Information provided ->
[start]

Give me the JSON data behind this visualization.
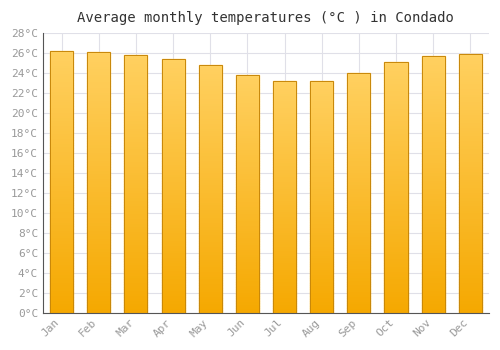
{
  "title": "Average monthly temperatures (°C ) in Condado",
  "months": [
    "Jan",
    "Feb",
    "Mar",
    "Apr",
    "May",
    "Jun",
    "Jul",
    "Aug",
    "Sep",
    "Oct",
    "Nov",
    "Dec"
  ],
  "values": [
    26.2,
    26.1,
    25.8,
    25.4,
    24.8,
    23.8,
    23.2,
    23.2,
    24.0,
    25.1,
    25.7,
    25.9
  ],
  "bar_color_top": "#FFD060",
  "bar_color_bottom": "#F5A800",
  "bar_color_edge": "#C8870A",
  "ylim": [
    0,
    28
  ],
  "ytick_step": 2,
  "background_color": "#ffffff",
  "grid_color": "#e0e0e8",
  "title_fontsize": 10,
  "tick_fontsize": 8,
  "tick_font_color": "#999999",
  "bar_width": 0.62,
  "figsize": [
    5.0,
    3.5
  ],
  "dpi": 100
}
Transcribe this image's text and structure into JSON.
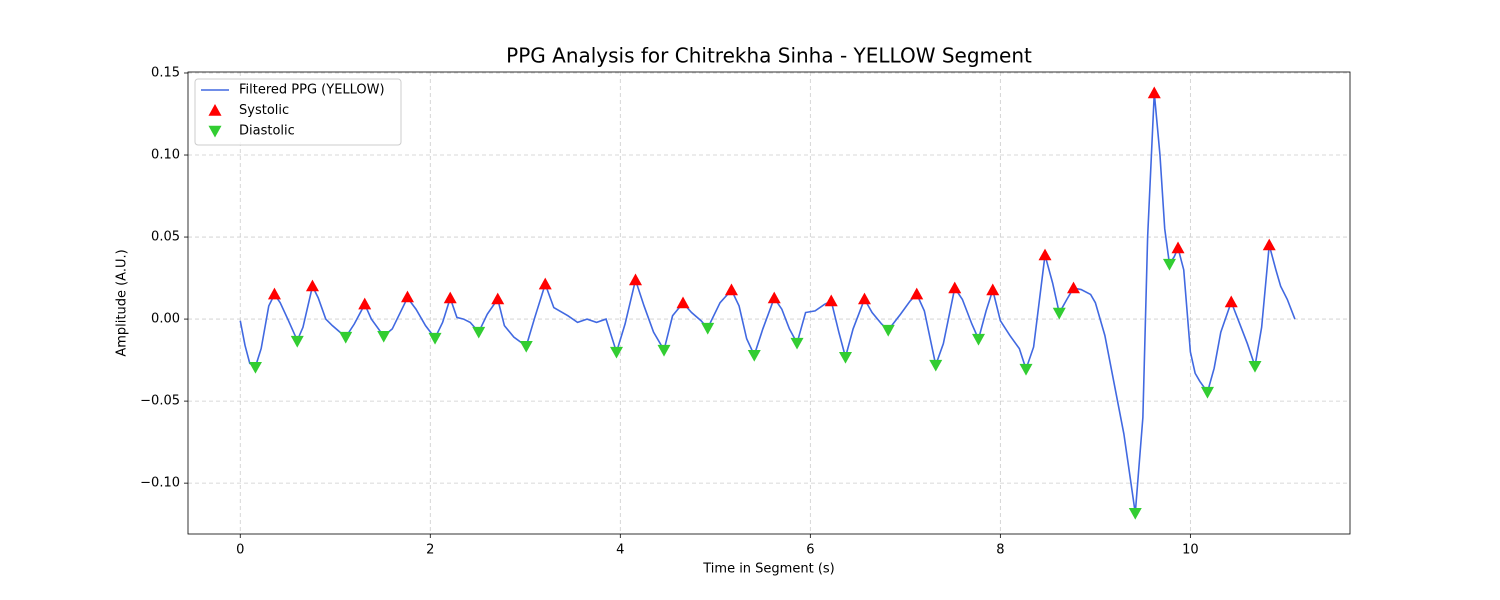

[end]

To be done -> Write out all the records again, exactly, minus any pictures.

Response to the task ->
Give me the JSON data behind this visualization.
{
  "title": "Average monthly temperatures (°C ) in Condado",
  "months": [
    "Jan",
    "Feb",
    "Mar",
    "Apr",
    "May",
    "Jun",
    "Jul",
    "Aug",
    "Sep",
    "Oct",
    "Nov",
    "Dec"
  ],
  "values": [
    26.2,
    26.1,
    25.8,
    25.4,
    24.8,
    23.8,
    23.2,
    23.2,
    24.0,
    25.1,
    25.7,
    25.9
  ],
  "bar_color_top": "#FFD060",
  "bar_color_bottom": "#F5A800",
  "bar_color_edge": "#C8870A",
  "ylim": [
    0,
    28
  ],
  "ytick_step": 2,
  "background_color": "#ffffff",
  "grid_color": "#e0e0e8",
  "title_fontsize": 10,
  "tick_fontsize": 8,
  "tick_font_color": "#999999",
  "bar_width": 0.62,
  "figsize": [
    5.0,
    3.5
  ],
  "dpi": 100
}
Transcribe this image's text and structure into JSON.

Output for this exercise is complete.